(Data items)
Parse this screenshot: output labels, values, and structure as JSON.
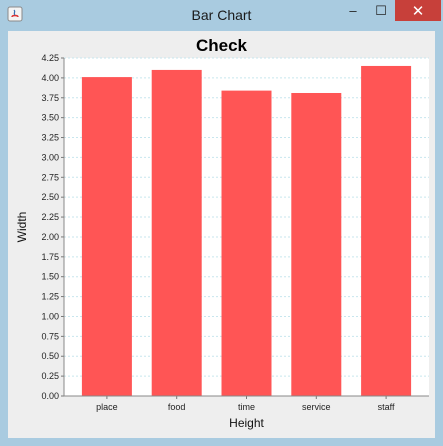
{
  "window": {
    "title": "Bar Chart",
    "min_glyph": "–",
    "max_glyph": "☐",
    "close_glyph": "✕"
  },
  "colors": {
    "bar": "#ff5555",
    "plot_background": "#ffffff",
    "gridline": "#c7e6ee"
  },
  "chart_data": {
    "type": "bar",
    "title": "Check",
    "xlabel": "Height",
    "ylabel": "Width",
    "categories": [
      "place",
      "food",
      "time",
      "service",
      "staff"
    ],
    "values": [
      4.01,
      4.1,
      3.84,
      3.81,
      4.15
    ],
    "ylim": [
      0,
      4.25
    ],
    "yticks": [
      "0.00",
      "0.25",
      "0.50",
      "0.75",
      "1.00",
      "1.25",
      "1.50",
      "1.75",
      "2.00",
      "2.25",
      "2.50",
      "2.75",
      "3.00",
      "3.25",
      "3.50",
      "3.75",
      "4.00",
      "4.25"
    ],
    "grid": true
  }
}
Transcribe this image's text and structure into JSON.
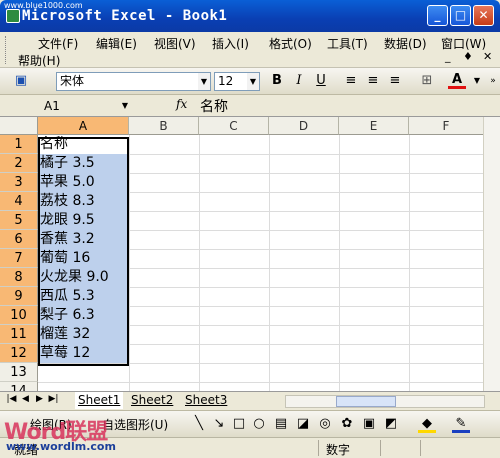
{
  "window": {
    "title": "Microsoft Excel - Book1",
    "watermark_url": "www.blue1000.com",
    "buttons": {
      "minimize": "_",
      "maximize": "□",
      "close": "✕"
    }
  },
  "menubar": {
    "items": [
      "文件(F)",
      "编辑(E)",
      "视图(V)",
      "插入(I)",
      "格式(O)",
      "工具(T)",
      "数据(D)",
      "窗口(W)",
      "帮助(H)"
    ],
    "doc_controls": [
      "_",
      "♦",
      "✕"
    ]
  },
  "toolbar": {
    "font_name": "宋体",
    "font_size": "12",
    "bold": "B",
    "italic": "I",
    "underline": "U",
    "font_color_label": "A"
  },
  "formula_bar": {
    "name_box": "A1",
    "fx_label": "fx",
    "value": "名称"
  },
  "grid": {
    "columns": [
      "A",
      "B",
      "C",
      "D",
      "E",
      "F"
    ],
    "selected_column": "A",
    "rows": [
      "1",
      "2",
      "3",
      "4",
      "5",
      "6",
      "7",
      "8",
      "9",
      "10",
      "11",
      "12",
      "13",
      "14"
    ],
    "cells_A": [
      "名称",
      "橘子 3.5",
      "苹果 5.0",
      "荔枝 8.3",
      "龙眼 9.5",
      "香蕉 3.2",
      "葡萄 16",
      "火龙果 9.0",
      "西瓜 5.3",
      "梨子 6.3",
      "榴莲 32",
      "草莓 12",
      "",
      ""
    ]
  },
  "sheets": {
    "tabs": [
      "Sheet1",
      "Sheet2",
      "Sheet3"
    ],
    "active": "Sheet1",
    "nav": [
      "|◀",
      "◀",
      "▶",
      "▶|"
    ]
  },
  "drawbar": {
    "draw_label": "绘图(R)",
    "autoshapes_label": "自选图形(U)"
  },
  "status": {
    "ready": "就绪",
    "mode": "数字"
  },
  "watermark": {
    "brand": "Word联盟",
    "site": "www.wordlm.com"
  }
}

...

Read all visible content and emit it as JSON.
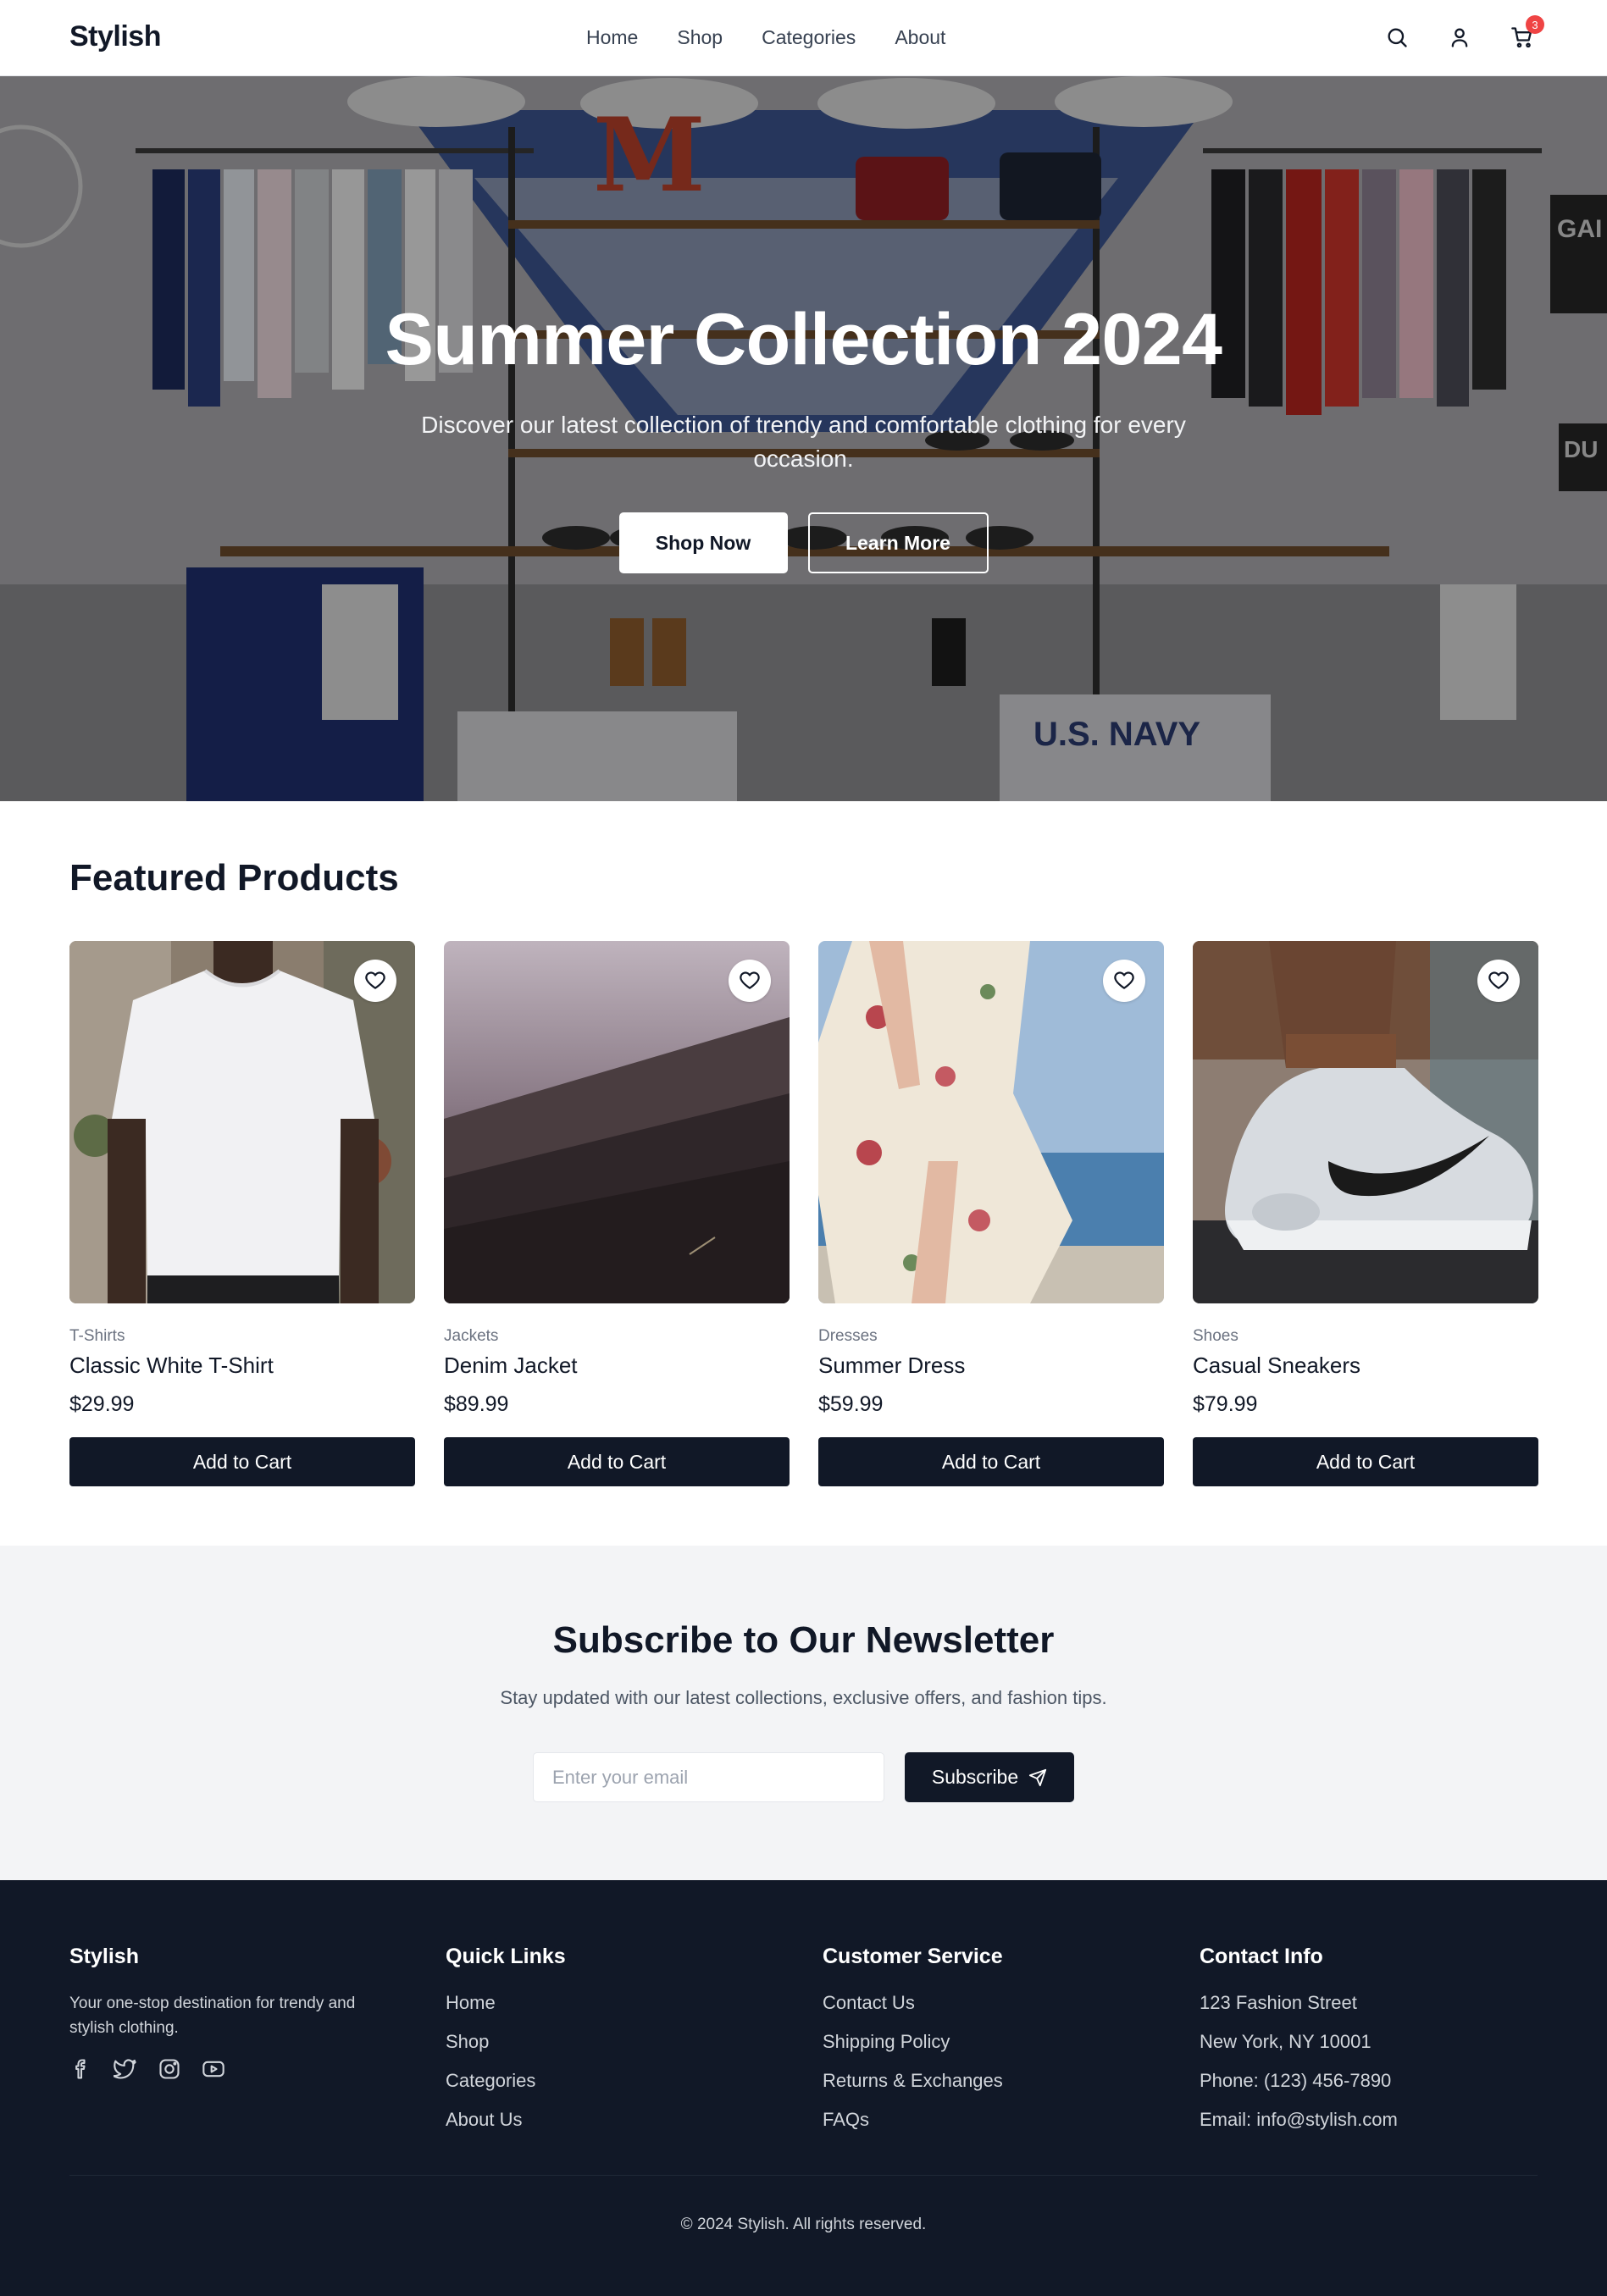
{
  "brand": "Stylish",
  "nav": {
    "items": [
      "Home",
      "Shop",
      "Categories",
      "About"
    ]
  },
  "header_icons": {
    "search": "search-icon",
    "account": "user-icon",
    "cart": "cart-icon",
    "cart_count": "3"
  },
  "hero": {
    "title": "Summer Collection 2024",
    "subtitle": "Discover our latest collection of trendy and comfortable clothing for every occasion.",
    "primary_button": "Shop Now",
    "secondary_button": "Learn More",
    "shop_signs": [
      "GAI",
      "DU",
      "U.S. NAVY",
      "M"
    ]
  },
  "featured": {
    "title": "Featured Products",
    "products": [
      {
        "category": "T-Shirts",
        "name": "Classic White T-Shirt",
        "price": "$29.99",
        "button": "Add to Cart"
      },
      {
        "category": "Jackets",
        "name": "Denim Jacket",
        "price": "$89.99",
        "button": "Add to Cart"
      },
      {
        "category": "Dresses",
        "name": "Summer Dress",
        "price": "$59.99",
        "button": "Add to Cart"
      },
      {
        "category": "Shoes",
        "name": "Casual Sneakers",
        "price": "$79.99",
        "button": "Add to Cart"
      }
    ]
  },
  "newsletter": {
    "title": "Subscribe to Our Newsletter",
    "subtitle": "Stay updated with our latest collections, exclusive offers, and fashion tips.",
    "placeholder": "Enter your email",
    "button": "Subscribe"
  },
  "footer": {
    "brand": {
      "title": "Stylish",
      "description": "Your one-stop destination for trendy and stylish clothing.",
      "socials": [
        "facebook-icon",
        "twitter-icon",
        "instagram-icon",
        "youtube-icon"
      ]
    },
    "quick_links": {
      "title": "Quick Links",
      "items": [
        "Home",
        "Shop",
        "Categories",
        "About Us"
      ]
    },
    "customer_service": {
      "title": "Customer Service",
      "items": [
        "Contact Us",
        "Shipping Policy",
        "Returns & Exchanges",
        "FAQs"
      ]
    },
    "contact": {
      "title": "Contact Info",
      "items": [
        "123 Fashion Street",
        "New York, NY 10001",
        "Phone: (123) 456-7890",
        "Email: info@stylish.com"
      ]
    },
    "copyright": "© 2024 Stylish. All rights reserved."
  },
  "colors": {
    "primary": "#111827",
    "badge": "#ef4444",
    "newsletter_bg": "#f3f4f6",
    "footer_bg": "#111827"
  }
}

--

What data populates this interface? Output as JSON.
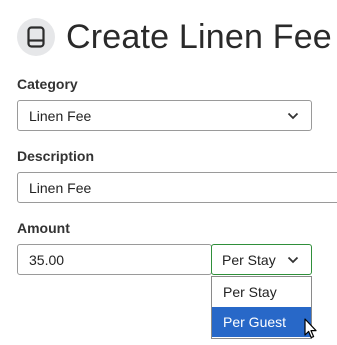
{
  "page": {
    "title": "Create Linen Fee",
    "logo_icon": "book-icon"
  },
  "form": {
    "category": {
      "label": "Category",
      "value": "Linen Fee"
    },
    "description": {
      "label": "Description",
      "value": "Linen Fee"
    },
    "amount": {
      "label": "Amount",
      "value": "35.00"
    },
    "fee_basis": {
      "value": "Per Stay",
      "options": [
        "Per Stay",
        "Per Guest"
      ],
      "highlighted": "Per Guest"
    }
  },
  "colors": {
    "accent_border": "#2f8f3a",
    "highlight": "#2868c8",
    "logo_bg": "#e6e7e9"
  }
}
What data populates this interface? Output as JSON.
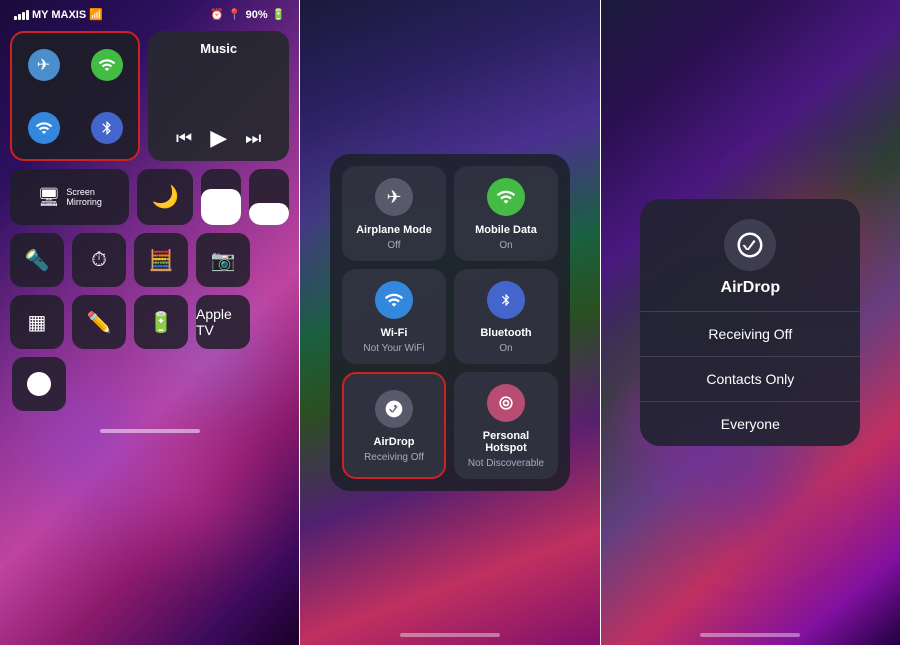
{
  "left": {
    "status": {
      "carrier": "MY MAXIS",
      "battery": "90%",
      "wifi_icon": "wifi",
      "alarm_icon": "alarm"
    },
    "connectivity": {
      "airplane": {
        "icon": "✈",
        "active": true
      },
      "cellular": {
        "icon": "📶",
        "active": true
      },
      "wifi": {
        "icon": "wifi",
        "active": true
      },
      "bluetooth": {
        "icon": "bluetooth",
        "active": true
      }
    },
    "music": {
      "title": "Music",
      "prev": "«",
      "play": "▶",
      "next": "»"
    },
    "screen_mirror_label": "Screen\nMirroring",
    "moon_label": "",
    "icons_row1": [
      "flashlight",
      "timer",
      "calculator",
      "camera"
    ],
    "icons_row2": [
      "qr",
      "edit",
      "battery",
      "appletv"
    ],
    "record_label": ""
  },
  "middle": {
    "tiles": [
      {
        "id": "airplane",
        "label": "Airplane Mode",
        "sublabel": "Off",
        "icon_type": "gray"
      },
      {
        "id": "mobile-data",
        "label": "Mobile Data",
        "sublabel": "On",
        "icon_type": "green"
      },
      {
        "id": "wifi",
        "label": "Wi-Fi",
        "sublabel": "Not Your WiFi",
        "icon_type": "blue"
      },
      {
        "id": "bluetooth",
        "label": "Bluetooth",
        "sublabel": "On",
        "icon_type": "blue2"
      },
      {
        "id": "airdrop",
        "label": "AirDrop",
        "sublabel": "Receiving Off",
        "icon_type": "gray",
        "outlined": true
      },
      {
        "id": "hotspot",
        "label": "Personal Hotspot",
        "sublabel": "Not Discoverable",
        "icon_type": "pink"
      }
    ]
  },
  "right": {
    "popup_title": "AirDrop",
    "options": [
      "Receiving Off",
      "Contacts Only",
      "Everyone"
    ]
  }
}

▶ Directions for this task:
Extract, from the listing above, every line where the string "Summer" occurs.

▶ Task answer:
    "title": "Summer Collection 2024",
        "name": "Summer Dress",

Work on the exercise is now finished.